### [WHAT YOU HAVE TO DO]
All of the data needs to be repeated exactly.

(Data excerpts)

* BEGIN *

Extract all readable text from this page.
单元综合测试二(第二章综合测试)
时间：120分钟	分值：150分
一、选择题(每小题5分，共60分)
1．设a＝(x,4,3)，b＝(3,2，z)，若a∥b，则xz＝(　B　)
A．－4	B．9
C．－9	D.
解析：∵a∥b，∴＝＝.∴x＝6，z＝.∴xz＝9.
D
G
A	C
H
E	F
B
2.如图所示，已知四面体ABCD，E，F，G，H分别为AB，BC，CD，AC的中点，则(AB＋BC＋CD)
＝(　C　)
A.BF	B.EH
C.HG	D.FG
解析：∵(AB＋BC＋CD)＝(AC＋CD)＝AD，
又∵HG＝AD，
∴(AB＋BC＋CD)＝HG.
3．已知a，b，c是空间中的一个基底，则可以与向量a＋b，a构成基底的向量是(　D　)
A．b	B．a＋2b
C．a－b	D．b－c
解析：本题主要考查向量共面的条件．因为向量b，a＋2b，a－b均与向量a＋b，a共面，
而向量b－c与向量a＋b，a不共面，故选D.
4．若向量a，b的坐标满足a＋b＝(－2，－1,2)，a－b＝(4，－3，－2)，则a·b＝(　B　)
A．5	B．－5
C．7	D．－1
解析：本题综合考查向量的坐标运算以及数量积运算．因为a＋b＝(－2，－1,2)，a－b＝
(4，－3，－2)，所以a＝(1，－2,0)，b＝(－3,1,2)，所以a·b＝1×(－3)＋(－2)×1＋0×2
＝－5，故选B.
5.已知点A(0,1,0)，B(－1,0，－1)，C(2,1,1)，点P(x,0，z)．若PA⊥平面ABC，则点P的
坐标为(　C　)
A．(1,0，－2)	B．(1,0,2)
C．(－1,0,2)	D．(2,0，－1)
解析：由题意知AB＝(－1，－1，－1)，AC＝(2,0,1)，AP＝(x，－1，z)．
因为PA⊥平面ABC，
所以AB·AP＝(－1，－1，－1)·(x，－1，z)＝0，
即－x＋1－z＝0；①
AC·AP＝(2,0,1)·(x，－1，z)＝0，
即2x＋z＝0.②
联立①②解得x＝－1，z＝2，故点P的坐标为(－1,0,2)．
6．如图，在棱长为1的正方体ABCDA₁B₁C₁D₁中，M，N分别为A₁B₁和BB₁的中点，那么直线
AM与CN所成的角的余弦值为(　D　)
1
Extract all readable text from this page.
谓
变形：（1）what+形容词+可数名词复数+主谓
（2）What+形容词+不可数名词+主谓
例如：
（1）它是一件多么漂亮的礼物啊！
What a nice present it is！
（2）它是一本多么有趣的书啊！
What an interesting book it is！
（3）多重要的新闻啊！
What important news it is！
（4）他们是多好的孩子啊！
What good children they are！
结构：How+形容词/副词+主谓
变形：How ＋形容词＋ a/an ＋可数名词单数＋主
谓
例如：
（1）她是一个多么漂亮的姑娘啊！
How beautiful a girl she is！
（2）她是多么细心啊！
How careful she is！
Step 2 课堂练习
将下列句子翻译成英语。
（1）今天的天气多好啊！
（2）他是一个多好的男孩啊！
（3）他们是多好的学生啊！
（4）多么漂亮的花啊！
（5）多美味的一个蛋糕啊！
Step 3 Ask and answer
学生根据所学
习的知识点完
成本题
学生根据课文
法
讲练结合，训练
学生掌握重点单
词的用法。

* END *

### [RESULT FOR THIS TASK]
Extract all readable text from this page.
单元综合测试二(第二章综合测试)
时间：120分钟	分值：150分
一、选择题(每小题5分，共60分)
1．设a＝(x,4,3)，b＝(3,2，z)，若a∥b，则xz＝(　B　)
A．－4	B．9
C．－9	D.
解析：∵a∥b，∴＝＝.∴x＝6，z＝.∴xz＝9.
D
G
A	C
H
E	F
B
2.如图所示，已知四面体ABCD，E，F，G，H分别为AB，BC，CD，AC的中点，则(AB＋BC＋CD)
＝(　C　)
A.BF	B.EH
C.HG	D.FG
解析：∵(AB＋BC＋CD)＝(AC＋CD)＝AD，
又∵HG＝AD，
∴(AB＋BC＋CD)＝HG.
3．已知a，b，c是空间中的一个基底，则可以与向量a＋b，a构成基底的向量是(　D　)
A．b	B．a＋2b
C．a－b	D．b－c
解析：本题主要考查向量共面的条件．因为向量b，a＋2b，a－b均与向量a＋b，a共面，
而向量b－c与向量a＋b，a不共面，故选D.
4．若向量a，b的坐标满足a＋b＝(－2，－1,2)，a－b＝(4，－3，－2)，则a·b＝(　B　)
A．5	B．－5
C．7	D．－1
解析：本题综合考查向量的坐标运算以及数量积运算．因为a＋b＝(－2，－1,2)，a－b＝
(4，－3，－2)，所以a＝(1，－2,0)，b＝(－3,1,2)，所以a·b＝1×(－3)＋(－2)×1＋0×2
＝－5，故选B.
5.已知点A(0,1,0)，B(－1,0，－1)，C(2,1,1)，点P(x,0，z)．若PA⊥平面ABC，则点P的
坐标为(　C　)
A．(1,0，－2)	B．(1,0,2)
C．(－1,0,2)	D．(2,0，－1)
解析：由题意知AB＝(－1，－1，－1)，AC＝(2,0,1)，AP＝(x，－1，z)．
因为PA⊥平面ABC，
所以AB·AP＝(－1，－1，－1)·(x，－1，z)＝0，
即－x＋1－z＝0；①
AC·AP＝(2,0,1)·(x，－1，z)＝0，
即2x＋z＝0.②
联立①②解得x＝－1，z＝2，故点P的坐标为(－1,0,2)．
6．如图，在棱长为1的正方体ABCDA₁B₁C₁D₁中，M，N分别为A₁B₁和BB₁的中点，那么直线
AM与CN所成的角的余弦值为(　D　)
1
Extract all readable text from this page.
谓
变形：（1）what+形容词+可数名词复数+主谓
（2）What+形容词+不可数名词+主谓
例如：
（1）它是一件多么漂亮的礼物啊！
What a nice present it is！
（2）它是一本多么有趣的书啊！
What an interesting book it is！
（3）多重要的新闻啊！
What important news it is！
（4）他们是多好的孩子啊！
What good children they are！
结构：How+形容词/副词+主谓
变形：How ＋形容词＋ a/an ＋可数名词单数＋主
谓
例如：
（1）她是一个多么漂亮的姑娘啊！
How beautiful a girl she is！
（2）她是多么细心啊！
How careful she is！
Step 2 课堂练习
将下列句子翻译成英语。
（1）今天的天气多好啊！
（2）他是一个多好的男孩啊！
（3）他们是多好的学生啊！
（4）多么漂亮的花啊！
（5）多美味的一个蛋糕啊！
Step 3 Ask and answer
学生根据所学
习的知识点完
成本题
学生根据课文
法
讲练结合，训练
学生掌握重点单
词的用法。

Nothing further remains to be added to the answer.